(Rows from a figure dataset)
____________

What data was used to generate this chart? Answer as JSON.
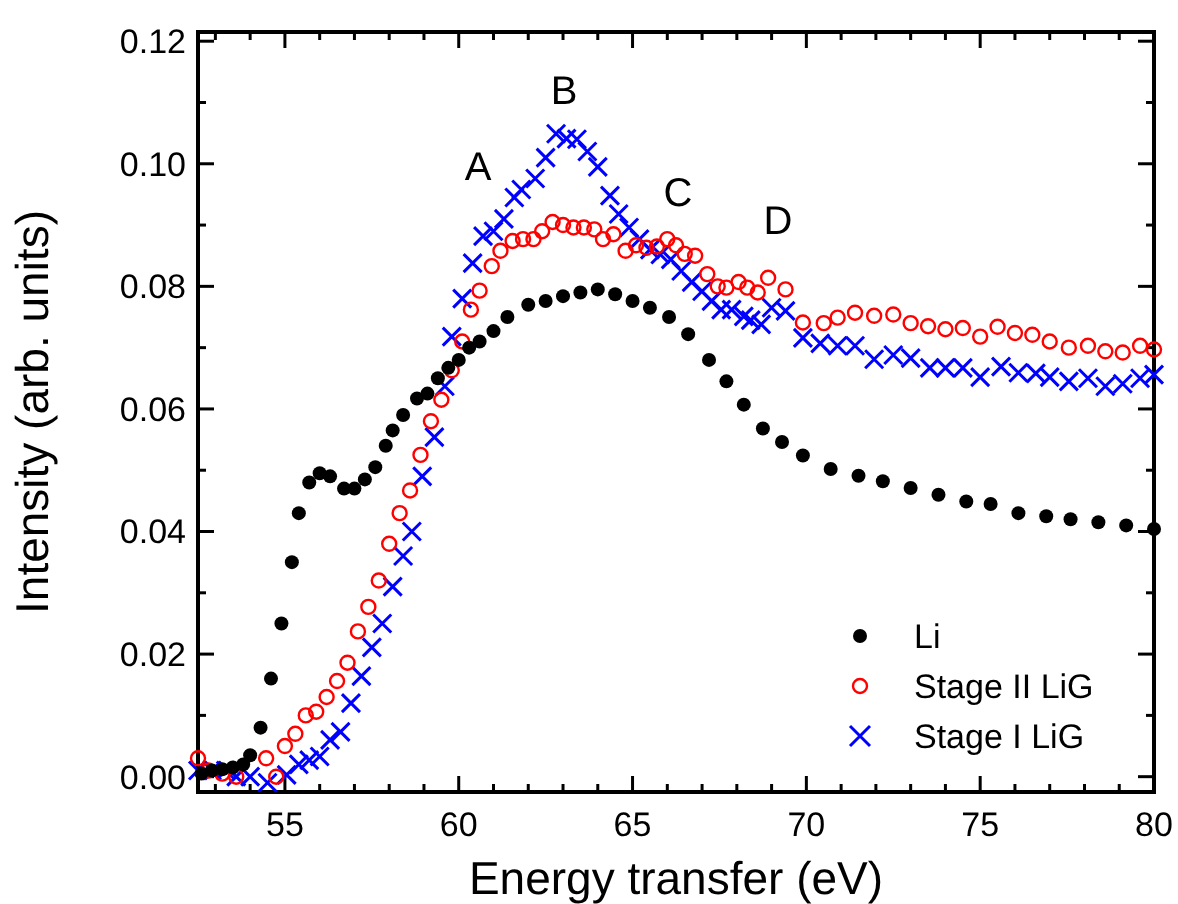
{
  "chart_data": {
    "type": "scatter",
    "xlabel": "Energy transfer (eV)",
    "ylabel": "Intensity (arb. units)",
    "xlim": [
      52.5,
      80
    ],
    "ylim": [
      -0.0025,
      0.1215
    ],
    "xticks": [
      {
        "value": 53,
        "label": null
      },
      {
        "value": 54,
        "label": null
      },
      55,
      {
        "value": 56,
        "label": null
      },
      {
        "value": 57,
        "label": null
      },
      {
        "value": 58,
        "label": null
      },
      {
        "value": 59,
        "label": null
      },
      60,
      {
        "value": 61,
        "label": null
      },
      {
        "value": 62,
        "label": null
      },
      {
        "value": 63,
        "label": null
      },
      {
        "value": 64,
        "label": null
      },
      65,
      {
        "value": 66,
        "label": null
      },
      {
        "value": 67,
        "label": null
      },
      {
        "value": 68,
        "label": null
      },
      {
        "value": 69,
        "label": null
      },
      70,
      {
        "value": 71,
        "label": null
      },
      {
        "value": 72,
        "label": null
      },
      {
        "value": 73,
        "label": null
      },
      {
        "value": 74,
        "label": null
      },
      75,
      {
        "value": 76,
        "label": null
      },
      {
        "value": 77,
        "label": null
      },
      {
        "value": 78,
        "label": null
      },
      {
        "value": 79,
        "label": null
      },
      80
    ],
    "yticks": [
      {
        "value": 0,
        "label": "0.00"
      },
      {
        "value": 0.01,
        "label": null
      },
      {
        "value": 0.02,
        "label": "0.02"
      },
      {
        "value": 0.03,
        "label": null
      },
      {
        "value": 0.04,
        "label": "0.04"
      },
      {
        "value": 0.05,
        "label": null
      },
      {
        "value": 0.06,
        "label": "0.06"
      },
      {
        "value": 0.07,
        "label": null
      },
      {
        "value": 0.08,
        "label": "0.08"
      },
      {
        "value": 0.09,
        "label": null
      },
      {
        "value": 0.1,
        "label": "0.10"
      },
      {
        "value": 0.11,
        "label": null
      },
      {
        "value": 0.12,
        "label": "0.12"
      }
    ],
    "grid": false,
    "legend": "bottom right",
    "annotations": [
      "A",
      "B",
      "C",
      "D"
    ],
    "series": [
      {
        "name": "Li",
        "color": "#000000",
        "marker": "circle",
        "x": [
          52.6,
          52.9,
          53.2,
          53.5,
          53.8,
          54.0,
          54.3,
          54.6,
          54.9,
          55.2,
          55.4,
          55.7,
          56.0,
          56.3,
          56.7,
          57.0,
          57.3,
          57.6,
          57.9,
          58.1,
          58.4,
          58.8,
          59.1,
          59.4,
          59.7,
          60.0,
          60.3,
          60.6,
          61.0,
          61.4,
          62.0,
          62.5,
          63.0,
          63.5,
          64.0,
          64.5,
          65.0,
          65.5,
          66.05,
          66.6,
          67.2,
          67.7,
          68.2,
          68.75,
          69.3,
          69.9,
          70.7,
          71.5,
          72.2,
          73.0,
          73.8,
          74.6,
          75.3,
          76.1,
          76.9,
          77.6,
          78.4,
          79.2,
          80.0
        ],
        "values": [
          0.0005,
          0.001,
          0.0012,
          0.0015,
          0.002,
          0.0035,
          0.008,
          0.016,
          0.025,
          0.035,
          0.043,
          0.048,
          0.0495,
          0.049,
          0.047,
          0.047,
          0.0485,
          0.0505,
          0.054,
          0.0565,
          0.059,
          0.0617,
          0.0625,
          0.065,
          0.0667,
          0.068,
          0.07,
          0.071,
          0.0727,
          0.075,
          0.077,
          0.0776,
          0.0784,
          0.079,
          0.0795,
          0.0787,
          0.0776,
          0.0765,
          0.075,
          0.0722,
          0.068,
          0.0645,
          0.0607,
          0.0568,
          0.0546,
          0.0524,
          0.0502,
          0.0491,
          0.0482,
          0.0471,
          0.046,
          0.0449,
          0.0445,
          0.043,
          0.0425,
          0.042,
          0.0415,
          0.041,
          0.0404
        ]
      },
      {
        "name": "Stage II LiG",
        "color": "#ff0000",
        "marker": "circle",
        "x": [
          52.5,
          52.8,
          53.2,
          53.6,
          54.46,
          54.75,
          55.0,
          55.3,
          55.6,
          55.9,
          56.2,
          56.5,
          56.8,
          57.1,
          57.4,
          57.7,
          58.0,
          58.3,
          58.6,
          58.9,
          59.2,
          59.5,
          59.8,
          60.1,
          60.35,
          60.6,
          60.95,
          61.2,
          61.55,
          61.85,
          62.15,
          62.4,
          62.7,
          63.0,
          63.3,
          63.6,
          63.9,
          64.15,
          64.45,
          64.8,
          65.1,
          65.4,
          65.7,
          66.0,
          66.25,
          66.5,
          66.8,
          67.15,
          67.45,
          67.7,
          68.05,
          68.3,
          68.6,
          68.9,
          69.4,
          69.9,
          70.5,
          70.9,
          71.4,
          71.95,
          72.5,
          73.0,
          73.5,
          74.0,
          74.5,
          75.0,
          75.5,
          76.0,
          76.5,
          77.0,
          77.55,
          78.1,
          78.6,
          79.1,
          79.6,
          80.0
        ],
        "values": [
          0.003,
          0.001,
          0.0005,
          0.0,
          0.003,
          0.0,
          0.005,
          0.007,
          0.01,
          0.0106,
          0.013,
          0.0156,
          0.0186,
          0.0237,
          0.0277,
          0.032,
          0.038,
          0.043,
          0.0467,
          0.0525,
          0.058,
          0.0615,
          0.0663,
          0.071,
          0.0762,
          0.0793,
          0.0833,
          0.0858,
          0.0874,
          0.0877,
          0.0877,
          0.089,
          0.0905,
          0.09,
          0.0896,
          0.0896,
          0.0893,
          0.0877,
          0.0885,
          0.0858,
          0.0867,
          0.0863,
          0.0865,
          0.0877,
          0.0867,
          0.0853,
          0.085,
          0.082,
          0.08,
          0.0798,
          0.0807,
          0.0798,
          0.079,
          0.0814,
          0.0795,
          0.0741,
          0.074,
          0.0749,
          0.0757,
          0.0752,
          0.0754,
          0.074,
          0.0735,
          0.073,
          0.0732,
          0.0718,
          0.0734,
          0.0724,
          0.0721,
          0.071,
          0.07,
          0.0703,
          0.0694,
          0.0692,
          0.0703,
          0.0697
        ]
      },
      {
        "name": "Stage I LiG",
        "color": "#0000ff",
        "marker": "cross",
        "x": [
          52.5,
          52.9,
          53.3,
          53.6,
          54.0,
          54.5,
          55.05,
          55.4,
          55.7,
          56.0,
          56.3,
          56.6,
          56.9,
          57.2,
          57.5,
          57.8,
          58.1,
          58.4,
          58.65,
          58.95,
          59.3,
          59.6,
          59.8,
          60.1,
          60.4,
          60.7,
          61.0,
          61.3,
          61.6,
          61.8,
          62.2,
          62.5,
          62.8,
          63.1,
          63.4,
          63.7,
          64.0,
          64.35,
          64.6,
          64.9,
          65.2,
          65.5,
          65.8,
          66.1,
          66.4,
          66.7,
          67.0,
          67.27,
          67.55,
          67.85,
          68.2,
          68.4,
          68.7,
          69.0,
          69.4,
          69.9,
          70.4,
          70.9,
          71.4,
          71.95,
          72.5,
          73.0,
          73.55,
          74.0,
          74.5,
          75.0,
          75.6,
          76.1,
          76.6,
          77.0,
          77.55,
          78.1,
          78.6,
          79.1,
          79.6,
          80.0
        ],
        "values": [
          0.001,
          0.001,
          0.001,
          0.0,
          0.0,
          -0.001,
          0.0003,
          0.002,
          0.0027,
          0.0033,
          0.006,
          0.0073,
          0.012,
          0.0164,
          0.0211,
          0.025,
          0.031,
          0.036,
          0.04,
          0.049,
          0.0554,
          0.0637,
          0.0718,
          0.078,
          0.0838,
          0.0882,
          0.089,
          0.091,
          0.0945,
          0.0958,
          0.0976,
          0.101,
          0.1049,
          0.1041,
          0.104,
          0.102,
          0.0995,
          0.0948,
          0.0918,
          0.0896,
          0.0877,
          0.086,
          0.0852,
          0.0844,
          0.0825,
          0.0807,
          0.0792,
          0.0776,
          0.0762,
          0.0762,
          0.0751,
          0.0745,
          0.0738,
          0.0765,
          0.076,
          0.0716,
          0.0707,
          0.0703,
          0.0703,
          0.0681,
          0.0688,
          0.0683,
          0.0667,
          0.0667,
          0.0667,
          0.0652,
          0.0669,
          0.0659,
          0.0658,
          0.0652,
          0.0645,
          0.065,
          0.0637,
          0.0641,
          0.065,
          0.0656
        ]
      }
    ]
  }
}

____________

* **To be done**
Pick each line holding the word "color" out of the listing.

* **Full response**
        "color": "#000000",
        "color": "#ff0000",
        "color": "#0000ff",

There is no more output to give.